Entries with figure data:
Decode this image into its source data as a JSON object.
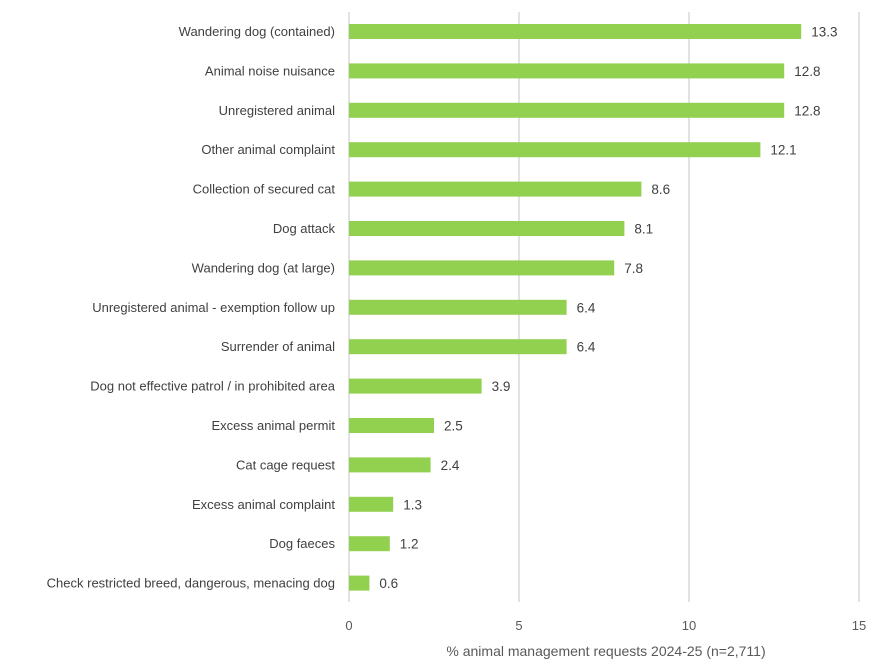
{
  "chart_data": {
    "type": "bar",
    "orientation": "horizontal",
    "categories": [
      "Wandering dog (contained)",
      "Animal noise nuisance",
      "Unregistered animal",
      "Other animal complaint",
      "Collection of secured cat",
      "Dog attack",
      "Wandering dog (at large)",
      "Unregistered animal - exemption follow up",
      "Surrender of animal",
      "Dog not effective patrol / in prohibited area",
      "Excess animal permit",
      "Cat cage request",
      "Excess animal complaint",
      "Dog faeces",
      "Check restricted breed, dangerous, menacing dog"
    ],
    "values": [
      13.3,
      12.8,
      12.8,
      12.1,
      8.6,
      8.1,
      7.8,
      6.4,
      6.4,
      3.9,
      2.5,
      2.4,
      1.3,
      1.2,
      0.6
    ],
    "value_labels": [
      "13.3",
      "12.8",
      "12.8",
      "12.1",
      "8.6",
      "8.1",
      "7.8",
      "6.4",
      "6.4",
      "3.9",
      "2.5",
      "2.4",
      "1.3",
      "1.2",
      "0.6"
    ],
    "xlabel": "% animal management requests 2024-25 (n=2,711)",
    "xlim": [
      0,
      15
    ],
    "xticks": [
      "0",
      "5",
      "10",
      "15"
    ],
    "grid": true,
    "legend": "none",
    "bar_color": "#92d050",
    "grid_color": "#d9d9d9"
  }
}
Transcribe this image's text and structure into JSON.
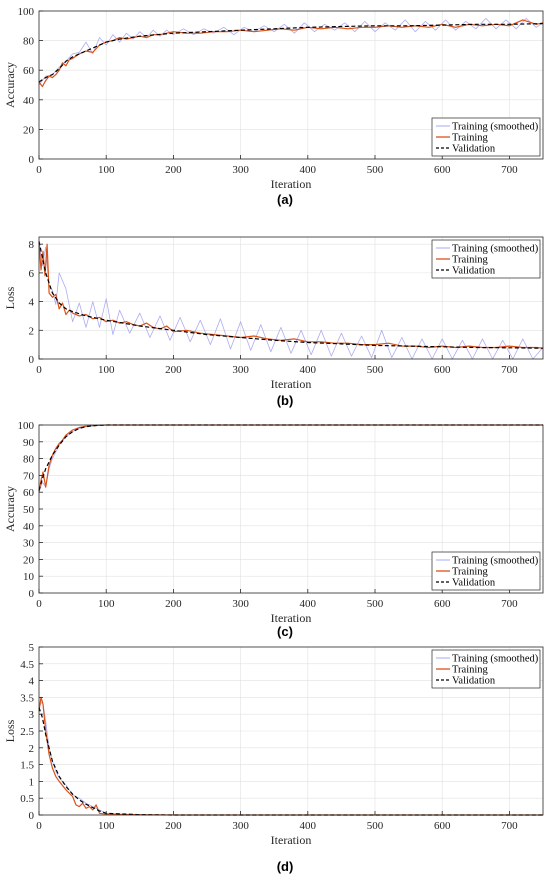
{
  "chart_data": [
    {
      "type": "line",
      "panel": "(a)",
      "xlabel": "Iteration",
      "ylabel": "Accuracy",
      "xlim": [
        0,
        750
      ],
      "ylim": [
        0,
        100
      ],
      "xticks": [
        0,
        100,
        200,
        300,
        400,
        500,
        600,
        700
      ],
      "yticks": [
        0,
        20,
        40,
        60,
        80,
        100
      ],
      "grid": true,
      "legend_position": "bottom-right",
      "series": [
        {
          "name": "Training (smoothed)",
          "color": "#9f9ff0",
          "x": [
            0,
            10,
            20,
            30,
            40,
            50,
            60,
            70,
            80,
            90,
            100,
            110,
            120,
            130,
            140,
            150,
            160,
            170,
            180,
            190,
            200,
            215,
            230,
            245,
            260,
            275,
            290,
            305,
            320,
            335,
            350,
            365,
            380,
            395,
            410,
            425,
            440,
            455,
            470,
            485,
            500,
            515,
            530,
            545,
            560,
            575,
            590,
            605,
            620,
            635,
            650,
            665,
            680,
            695,
            710,
            725,
            740,
            750
          ],
          "y": [
            50,
            56,
            57,
            62,
            66,
            71,
            72,
            79,
            71,
            82,
            77,
            84,
            79,
            85,
            81,
            86,
            82,
            87,
            83,
            87,
            84,
            88,
            84,
            88,
            85,
            89,
            84,
            89,
            86,
            90,
            86,
            91,
            85,
            92,
            86,
            91,
            87,
            92,
            86,
            93,
            86,
            92,
            87,
            94,
            86,
            93,
            87,
            94,
            87,
            93,
            88,
            95,
            88,
            94,
            88,
            95,
            89,
            92
          ]
        },
        {
          "name": "Training",
          "color": "#d95319",
          "x": [
            0,
            5,
            10,
            15,
            20,
            25,
            30,
            35,
            40,
            45,
            50,
            60,
            70,
            80,
            90,
            100,
            110,
            120,
            130,
            140,
            150,
            160,
            170,
            180,
            190,
            200,
            220,
            240,
            260,
            280,
            300,
            320,
            340,
            360,
            380,
            400,
            420,
            440,
            460,
            480,
            500,
            520,
            540,
            560,
            580,
            600,
            620,
            640,
            660,
            680,
            700,
            720,
            740,
            750
          ],
          "y": [
            52,
            49,
            53,
            56,
            55,
            57,
            60,
            65,
            63,
            67,
            68,
            71,
            73,
            72,
            77,
            79,
            80,
            82,
            81,
            82,
            83,
            82,
            84,
            84,
            85,
            86,
            85,
            85,
            86,
            86,
            87,
            86,
            87,
            88,
            87,
            89,
            88,
            89,
            88,
            89,
            89,
            90,
            89,
            90,
            89,
            91,
            89,
            91,
            90,
            91,
            90,
            94,
            91,
            92
          ]
        },
        {
          "name": "Validation",
          "color": "#000000",
          "dashed": true,
          "x": [
            0,
            10,
            20,
            30,
            40,
            50,
            60,
            80,
            100,
            120,
            150,
            200,
            250,
            300,
            350,
            400,
            450,
            500,
            550,
            600,
            650,
            700,
            750
          ],
          "y": [
            52,
            55,
            57,
            61,
            66,
            69,
            71,
            75,
            79,
            81,
            83,
            85,
            86,
            87,
            88,
            89,
            89.5,
            90,
            90,
            90.5,
            91,
            91,
            91.5
          ]
        }
      ]
    },
    {
      "type": "line",
      "panel": "(b)",
      "xlabel": "Iteration",
      "ylabel": "Loss",
      "xlim": [
        0,
        750
      ],
      "ylim": [
        0,
        8.5
      ],
      "xticks": [
        0,
        100,
        200,
        300,
        400,
        500,
        600,
        700
      ],
      "yticks": [
        0,
        2,
        4,
        6,
        8
      ],
      "grid": true,
      "legend_position": "top-right",
      "series": [
        {
          "name": "Training (smoothed)",
          "color": "#9f9ff0",
          "x": [
            0,
            5,
            10,
            15,
            20,
            25,
            30,
            40,
            50,
            60,
            70,
            80,
            90,
            100,
            110,
            120,
            135,
            150,
            165,
            180,
            195,
            210,
            225,
            240,
            255,
            270,
            285,
            300,
            315,
            330,
            345,
            360,
            375,
            390,
            405,
            420,
            435,
            450,
            465,
            480,
            495,
            510,
            525,
            540,
            555,
            570,
            585,
            600,
            615,
            630,
            645,
            660,
            675,
            690,
            705,
            720,
            735,
            750
          ],
          "y": [
            8.2,
            6.5,
            7.8,
            5.0,
            4.8,
            3.8,
            6.0,
            4.9,
            2.6,
            3.9,
            2.2,
            4.0,
            2.2,
            4.2,
            1.7,
            3.4,
            1.8,
            3.2,
            1.5,
            3.0,
            1.3,
            2.9,
            1.2,
            2.7,
            1.0,
            2.8,
            0.7,
            2.6,
            0.6,
            2.4,
            0.5,
            2.2,
            0.4,
            2.0,
            0.3,
            2.0,
            0.2,
            1.8,
            0.2,
            1.6,
            0.1,
            2.0,
            0.1,
            1.5,
            0.0,
            1.4,
            0.0,
            1.4,
            0.0,
            1.3,
            0.0,
            1.4,
            0.0,
            1.3,
            0.0,
            1.4,
            0.0,
            0.8
          ]
        },
        {
          "name": "Training",
          "color": "#d95319",
          "x": [
            0,
            3,
            6,
            9,
            12,
            15,
            20,
            25,
            30,
            35,
            40,
            45,
            50,
            60,
            70,
            80,
            90,
            100,
            110,
            120,
            130,
            140,
            150,
            160,
            170,
            180,
            190,
            200,
            220,
            240,
            260,
            280,
            300,
            320,
            340,
            360,
            380,
            400,
            420,
            440,
            460,
            480,
            500,
            520,
            540,
            560,
            580,
            600,
            620,
            640,
            660,
            680,
            700,
            720,
            740,
            750
          ],
          "y": [
            8.1,
            6.2,
            7.5,
            5.8,
            8.0,
            4.6,
            4.3,
            4.5,
            3.5,
            3.9,
            3.1,
            3.4,
            3.2,
            3.0,
            3.1,
            2.8,
            2.9,
            2.6,
            2.7,
            2.5,
            2.6,
            2.4,
            2.3,
            2.5,
            2.2,
            2.1,
            2.3,
            1.9,
            2.0,
            1.8,
            1.7,
            1.6,
            1.5,
            1.6,
            1.4,
            1.3,
            1.4,
            1.2,
            1.2,
            1.1,
            1.1,
            1.0,
            1.0,
            1.1,
            0.9,
            0.9,
            0.8,
            0.9,
            0.8,
            0.9,
            0.8,
            0.8,
            0.9,
            0.8,
            0.8,
            0.75
          ]
        },
        {
          "name": "Validation",
          "color": "#000000",
          "dashed": true,
          "x": [
            0,
            10,
            20,
            30,
            40,
            50,
            70,
            100,
            150,
            200,
            250,
            300,
            350,
            400,
            450,
            500,
            550,
            600,
            650,
            700,
            750
          ],
          "y": [
            8.2,
            6.0,
            4.6,
            3.9,
            3.5,
            3.3,
            3.0,
            2.7,
            2.3,
            2.0,
            1.7,
            1.5,
            1.3,
            1.15,
            1.05,
            0.95,
            0.9,
            0.85,
            0.8,
            0.78,
            0.75
          ]
        }
      ]
    },
    {
      "type": "line",
      "panel": "(c)",
      "xlabel": "Iteration",
      "ylabel": "Accuracy",
      "xlim": [
        0,
        750
      ],
      "ylim": [
        0,
        100
      ],
      "xticks": [
        0,
        100,
        200,
        300,
        400,
        500,
        600,
        700
      ],
      "yticks": [
        0,
        10,
        20,
        30,
        40,
        50,
        60,
        70,
        80,
        90,
        100
      ],
      "grid": true,
      "legend_position": "bottom-right",
      "series": [
        {
          "name": "Training (smoothed)",
          "color": "#9f9ff0",
          "x": [
            0,
            5,
            10,
            15,
            20,
            25,
            30,
            40,
            50,
            60,
            70,
            80,
            90,
            100,
            150,
            200,
            300,
            400,
            500,
            600,
            700,
            750
          ],
          "y": [
            60,
            66,
            63,
            74,
            80,
            84,
            88,
            93,
            96,
            98,
            99,
            99.5,
            99.8,
            100,
            100,
            100,
            100,
            100,
            100,
            100,
            100,
            100
          ]
        },
        {
          "name": "Training",
          "color": "#d95319",
          "x": [
            0,
            3,
            6,
            10,
            15,
            20,
            25,
            30,
            35,
            40,
            50,
            60,
            70,
            80,
            90,
            100,
            150,
            200,
            300,
            400,
            500,
            600,
            700,
            750
          ],
          "y": [
            60,
            67,
            72,
            63,
            76,
            82,
            86,
            89,
            91,
            94,
            97,
            98.5,
            99.3,
            99.6,
            99.8,
            100,
            100,
            100,
            100,
            100,
            100,
            100,
            100,
            100
          ]
        },
        {
          "name": "Validation",
          "color": "#000000",
          "dashed": true,
          "x": [
            0,
            5,
            10,
            20,
            30,
            40,
            50,
            60,
            70,
            80,
            90,
            100,
            150,
            200,
            300,
            400,
            500,
            600,
            700,
            750
          ],
          "y": [
            61,
            68,
            74,
            82,
            88,
            93,
            96,
            98,
            99,
            99.5,
            99.8,
            100,
            100,
            100,
            100,
            100,
            100,
            100,
            100,
            100
          ]
        }
      ]
    },
    {
      "type": "line",
      "panel": "(d)",
      "xlabel": "Iteration",
      "ylabel": "Loss",
      "xlim": [
        0,
        750
      ],
      "ylim": [
        0,
        5
      ],
      "xticks": [
        0,
        100,
        200,
        300,
        400,
        500,
        600,
        700
      ],
      "yticks": [
        0,
        0.5,
        1,
        1.5,
        2,
        2.5,
        3,
        3.5,
        4,
        4.5,
        5
      ],
      "grid": true,
      "legend_position": "top-right",
      "series": [
        {
          "name": "Training (smoothed)",
          "color": "#9f9ff0",
          "x": [
            0,
            5,
            10,
            15,
            20,
            25,
            30,
            40,
            50,
            60,
            70,
            80,
            90,
            100,
            120,
            150,
            200,
            300,
            400,
            500,
            600,
            700,
            750
          ],
          "y": [
            3.2,
            3.4,
            2.8,
            2.0,
            1.6,
            1.3,
            1.1,
            0.9,
            0.6,
            0.5,
            0.35,
            0.25,
            0.15,
            0.05,
            0.02,
            0.01,
            0.0,
            0.0,
            0.0,
            0.0,
            0.0,
            0.0,
            0.0
          ]
        },
        {
          "name": "Training",
          "color": "#d95319",
          "x": [
            0,
            3,
            6,
            10,
            15,
            20,
            25,
            30,
            40,
            50,
            55,
            60,
            65,
            70,
            75,
            80,
            85,
            90,
            95,
            100,
            120,
            150,
            200,
            300,
            400,
            500,
            600,
            700,
            750
          ],
          "y": [
            3.1,
            3.5,
            3.3,
            2.5,
            1.8,
            1.4,
            1.15,
            1.0,
            0.75,
            0.55,
            0.3,
            0.25,
            0.35,
            0.2,
            0.25,
            0.15,
            0.3,
            0.05,
            0.04,
            0.03,
            0.02,
            0.01,
            0.0,
            0.0,
            0.0,
            0.0,
            0.0,
            0.0,
            0.0
          ]
        },
        {
          "name": "Validation",
          "color": "#000000",
          "dashed": true,
          "x": [
            0,
            5,
            10,
            20,
            30,
            40,
            50,
            60,
            70,
            80,
            90,
            100,
            150,
            200,
            300,
            400,
            500,
            600,
            700,
            750
          ],
          "y": [
            3.2,
            2.9,
            2.4,
            1.6,
            1.15,
            0.85,
            0.62,
            0.45,
            0.32,
            0.22,
            0.12,
            0.05,
            0.01,
            0.0,
            0.0,
            0.0,
            0.0,
            0.0,
            0.0,
            0.0
          ]
        }
      ]
    }
  ]
}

What is needed: Which lines hold the word "image"? Copy each of them from the records.

Output of the task:
Decode this image into its source data as a JSON object.
Transcribe this image's text and structure into JSON.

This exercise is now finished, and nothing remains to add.